Leave the pictures out and print every record below exactly as it stands.

Saved data entries:
● ● ● ●

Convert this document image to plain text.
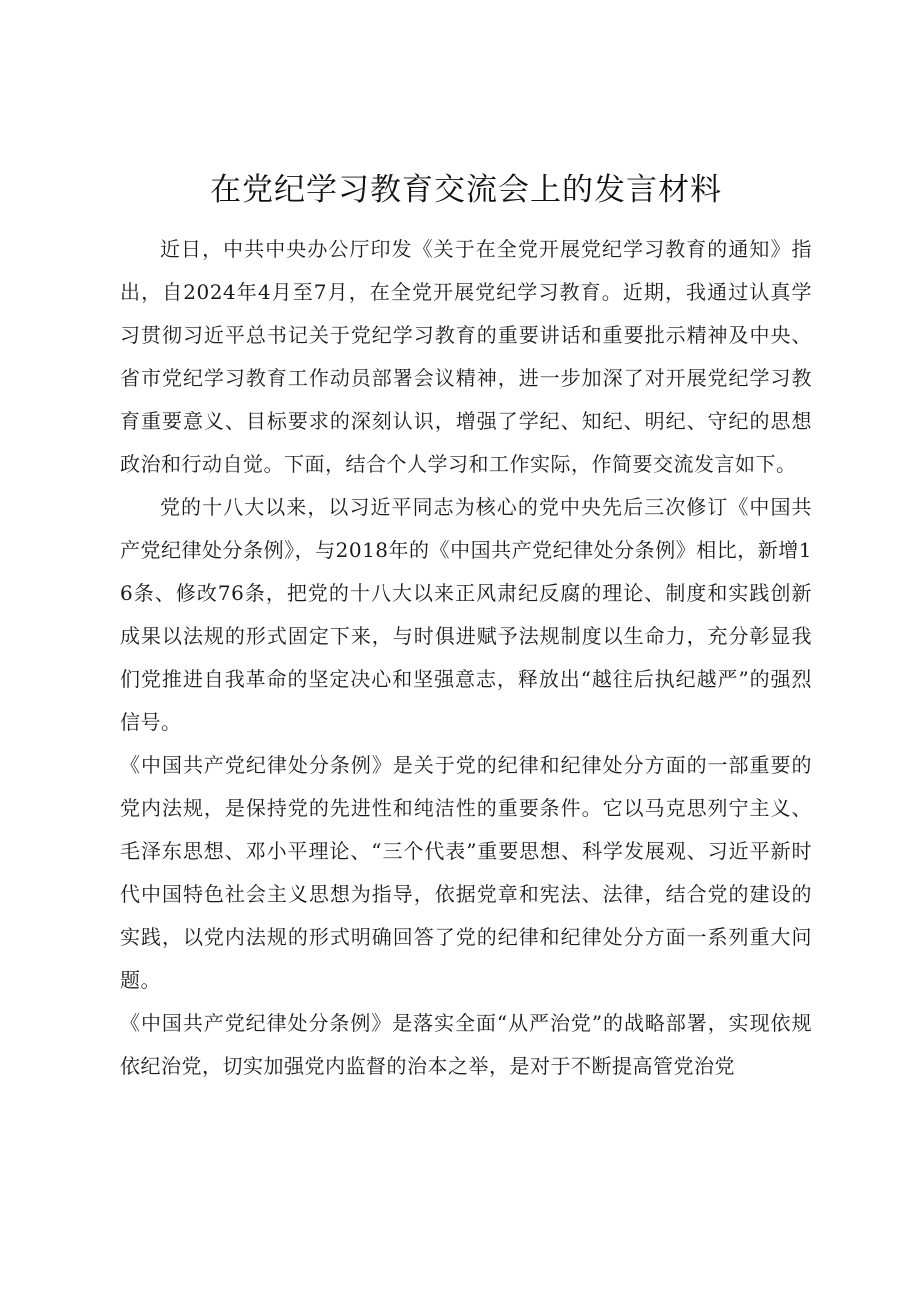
在党纪学习教育交流会上的发言材料

近日，中共中央办公厅印发《关于在全党开展党纪学习教育的通知》指出，自2024年4月至7月，在全党开展党纪学习教育。近期，我通过认真学习贯彻习近平总书记关于党纪学习教育的重要讲话和重要批示精神及中央、省市党纪学习教育工作动员部署会议精神，进一步加深了对开展党纪学习教育重要意义、目标要求的深刻认识，增强了学纪、知纪、明纪、守纪的思想政治和行动自觉。下面，结合个人学习和工作实际，作简要交流发言如下。

党的十八大以来，以习近平同志为核心的党中央先后三次修订《中国共产党纪律处分条例》，与2018年的《中国共产党纪律处分条例》相比，新增16条、修改76条，把党的十八大以来正风肃纪反腐的理论、制度和实践创新成果以法规的形式固定下来，与时俱进赋予法规制度以生命力，充分彰显我们党推进自我革命的坚定决心和坚强意志，释放出“越往后执纪越严”的强烈信号。

《中国共产党纪律处分条例》是关于党的纪律和纪律处分方面的一部重要的党内法规，是保持党的先进性和纯洁性的重要条件。它以马克思列宁主义、毛泽东思想、邓小平理论、“三个代表”重要思想、科学发展观、习近平新时代中国特色社会主义思想为指导，依据党章和宪法、法律，结合党的建设的实践，以党内法规的形式明确回答了党的纪律和纪律处分方面一系列重大问题。

《中国共产党纪律处分条例》是落实全面“从严治党”的战略部署，实现依规依纪治党，切实加强党内监督的治本之举，是对于不断提高管党治党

● ● ● ●

Solution to this exercise -
Convert this document image to plain text.
在党纪学习教育交流会上的发言材料

近日，中共中央办公厅印发《关于在全党开展党纪学习教育的通知》指出，自2024年4月至7月，在全党开展党纪学习教育。近期，我通过认真学习贯彻习近平总书记关于党纪学习教育的重要讲话和重要批示精神及中央、省市党纪学习教育工作动员部署会议精神，进一步加深了对开展党纪学习教育重要意义、目标要求的深刻认识，增强了学纪、知纪、明纪、守纪的思想政治和行动自觉。下面，结合个人学习和工作实际，作简要交流发言如下。

党的十八大以来，以习近平同志为核心的党中央先后三次修订《中国共产党纪律处分条例》，与2018年的《中国共产党纪律处分条例》相比，新增16条、修改76条，把党的十八大以来正风肃纪反腐的理论、制度和实践创新成果以法规的形式固定下来，与时俱进赋予法规制度以生命力，充分彰显我们党推进自我革命的坚定决心和坚强意志，释放出“越往后执纪越严”的强烈信号。

《中国共产党纪律处分条例》是关于党的纪律和纪律处分方面的一部重要的党内法规，是保持党的先进性和纯洁性的重要条件。它以马克思列宁主义、毛泽东思想、邓小平理论、“三个代表”重要思想、科学发展观、习近平新时代中国特色社会主义思想为指导，依据党章和宪法、法律，结合党的建设的实践，以党内法规的形式明确回答了党的纪律和纪律处分方面一系列重大问题。

《中国共产党纪律处分条例》是落实全面“从严治党”的战略部署，实现依规依纪治党，切实加强党内监督的治本之举，是对于不断提高管党治党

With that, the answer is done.